Task requirements:
From the records below, copy every line that contains the word "JSON".

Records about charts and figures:
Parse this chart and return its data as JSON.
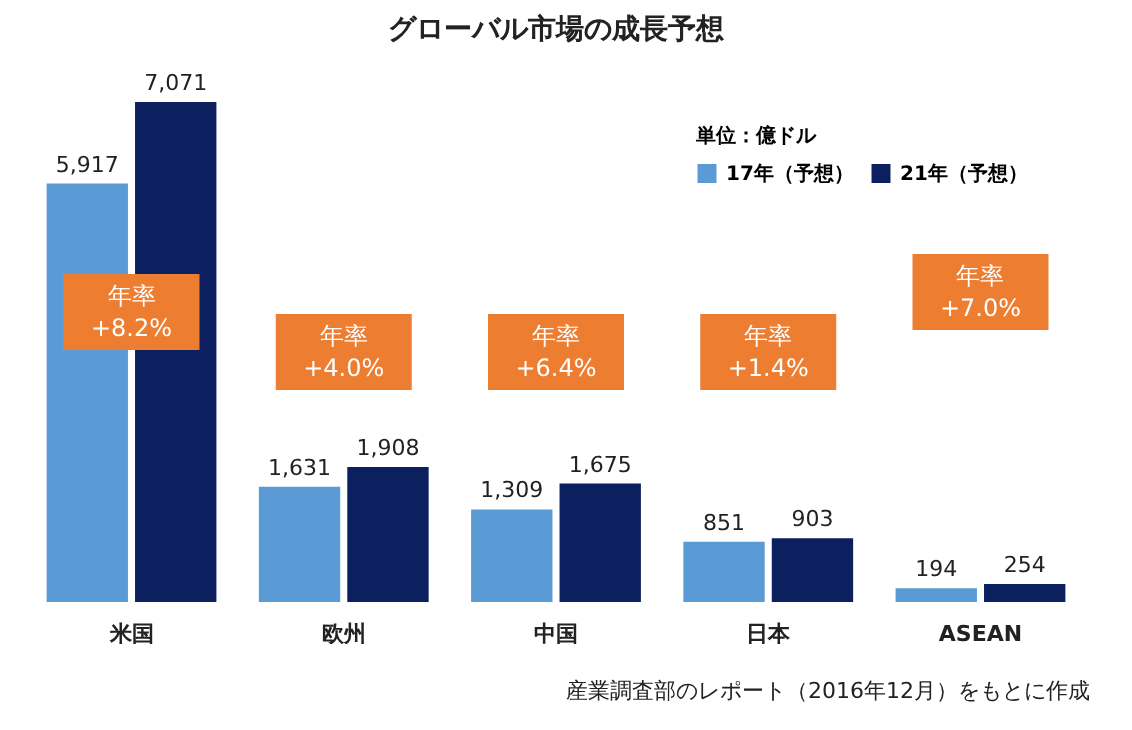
{
  "chart_data": {
    "type": "bar",
    "title": "グローバル市場の成長予想",
    "legend_title": "単位：億ドル",
    "categories": [
      "米国",
      "欧州",
      "中国",
      "日本",
      "ASEAN"
    ],
    "series": [
      {
        "name": "17年（予想）",
        "color": "#5b9bd5",
        "values": [
          5917,
          1631,
          1309,
          851,
          194
        ],
        "value_labels": [
          "5,917",
          "1,631",
          "1,309",
          "851",
          "194"
        ]
      },
      {
        "name": "21年（予想）",
        "color": "#0c1f5e",
        "values": [
          7071,
          1908,
          1675,
          903,
          254
        ],
        "value_labels": [
          "7,071",
          "1,908",
          "1,675",
          "903",
          "254"
        ]
      }
    ],
    "legend": "top right",
    "annotations": [
      "年率\n+8.2%",
      "年率\n+4.0%",
      "年率\n+6.4%",
      "年率\n+1.4%",
      "年率\n+7.0%",
      "産業調査部のレポート（2016年12月）をもとに作成"
    ]
  }
}
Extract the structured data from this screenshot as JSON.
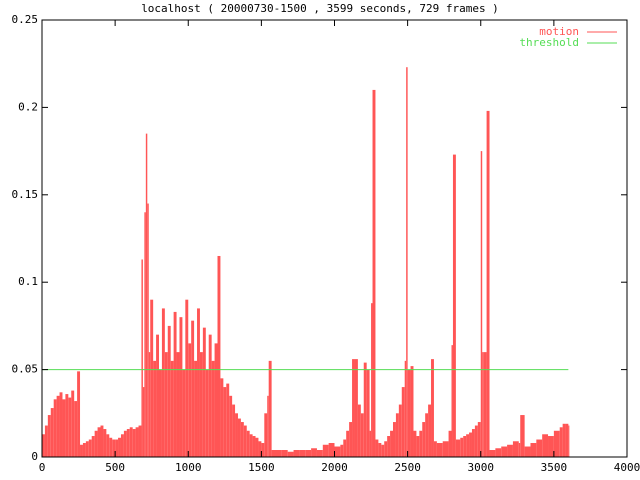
{
  "chart_data": {
    "type": "impulse",
    "title": "localhost ( 20000730-1500 , 3599 seconds, 729 frames )",
    "xlim": [
      0,
      4000
    ],
    "xticks": [
      0,
      500,
      1000,
      1500,
      2000,
      2500,
      3000,
      3500,
      4000
    ],
    "ylim": [
      0,
      0.25
    ],
    "yticks": [
      0,
      0.05,
      0.1,
      0.15,
      0.2,
      0.25
    ],
    "legend": "top right",
    "series": [
      {
        "name": "motion",
        "color": "#ff5555",
        "style": "impulses",
        "x": [
          0,
          20,
          40,
          60,
          80,
          100,
          120,
          140,
          160,
          180,
          200,
          220,
          240,
          260,
          280,
          300,
          320,
          340,
          360,
          380,
          400,
          420,
          440,
          460,
          480,
          500,
          520,
          540,
          560,
          580,
          600,
          620,
          640,
          660,
          680,
          690,
          700,
          710,
          720,
          730,
          740,
          760,
          780,
          800,
          820,
          840,
          860,
          880,
          900,
          920,
          940,
          960,
          980,
          1000,
          1020,
          1040,
          1060,
          1080,
          1100,
          1120,
          1140,
          1160,
          1180,
          1200,
          1220,
          1240,
          1260,
          1280,
          1300,
          1320,
          1340,
          1360,
          1380,
          1400,
          1420,
          1440,
          1460,
          1480,
          1500,
          1520,
          1540,
          1550,
          1570,
          1600,
          1640,
          1680,
          1720,
          1760,
          1800,
          1840,
          1880,
          1920,
          1960,
          2000,
          2040,
          2060,
          2080,
          2100,
          2120,
          2140,
          2160,
          2180,
          2200,
          2220,
          2240,
          2250,
          2260,
          2280,
          2300,
          2320,
          2340,
          2360,
          2380,
          2400,
          2420,
          2440,
          2460,
          2480,
          2490,
          2500,
          2520,
          2540,
          2560,
          2580,
          2600,
          2620,
          2640,
          2660,
          2680,
          2700,
          2740,
          2780,
          2800,
          2810,
          2830,
          2860,
          2880,
          2900,
          2920,
          2940,
          2960,
          2980,
          3000,
          3010,
          3020,
          3040,
          3060,
          3100,
          3140,
          3180,
          3220,
          3260,
          3270,
          3300,
          3340,
          3380,
          3420,
          3460,
          3500,
          3540,
          3560,
          3580,
          3599
        ],
        "values": [
          0.013,
          0.018,
          0.024,
          0.028,
          0.033,
          0.035,
          0.037,
          0.033,
          0.036,
          0.034,
          0.038,
          0.032,
          0.049,
          0.007,
          0.008,
          0.009,
          0.01,
          0.012,
          0.015,
          0.017,
          0.018,
          0.016,
          0.013,
          0.011,
          0.01,
          0.01,
          0.011,
          0.013,
          0.015,
          0.016,
          0.017,
          0.016,
          0.017,
          0.018,
          0.113,
          0.04,
          0.14,
          0.185,
          0.145,
          0.06,
          0.09,
          0.055,
          0.07,
          0.05,
          0.085,
          0.06,
          0.075,
          0.055,
          0.083,
          0.06,
          0.08,
          0.05,
          0.09,
          0.065,
          0.078,
          0.055,
          0.085,
          0.06,
          0.074,
          0.05,
          0.07,
          0.055,
          0.065,
          0.115,
          0.045,
          0.04,
          0.042,
          0.035,
          0.03,
          0.025,
          0.022,
          0.02,
          0.018,
          0.015,
          0.013,
          0.012,
          0.011,
          0.009,
          0.008,
          0.025,
          0.035,
          0.055,
          0.004,
          0.004,
          0.004,
          0.003,
          0.004,
          0.004,
          0.004,
          0.005,
          0.004,
          0.007,
          0.008,
          0.006,
          0.007,
          0.01,
          0.015,
          0.02,
          0.056,
          0.056,
          0.03,
          0.025,
          0.054,
          0.05,
          0.015,
          0.088,
          0.21,
          0.01,
          0.008,
          0.007,
          0.009,
          0.012,
          0.015,
          0.02,
          0.025,
          0.03,
          0.04,
          0.055,
          0.223,
          0.05,
          0.052,
          0.015,
          0.012,
          0.015,
          0.02,
          0.025,
          0.03,
          0.056,
          0.009,
          0.008,
          0.009,
          0.015,
          0.064,
          0.173,
          0.01,
          0.011,
          0.012,
          0.013,
          0.014,
          0.016,
          0.018,
          0.02,
          0.175,
          0.06,
          0.06,
          0.198,
          0.004,
          0.005,
          0.006,
          0.007,
          0.009,
          0.008,
          0.024,
          0.006,
          0.008,
          0.01,
          0.013,
          0.012,
          0.015,
          0.017,
          0.019,
          0.019,
          0.018
        ]
      },
      {
        "name": "threshold",
        "color": "#55dd55",
        "style": "line",
        "x": [
          0,
          3599
        ],
        "values": [
          0.05,
          0.05
        ]
      }
    ]
  }
}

The output:
Parse this chart and return its data as JSON.
Extract the structured data from this screenshot as JSON.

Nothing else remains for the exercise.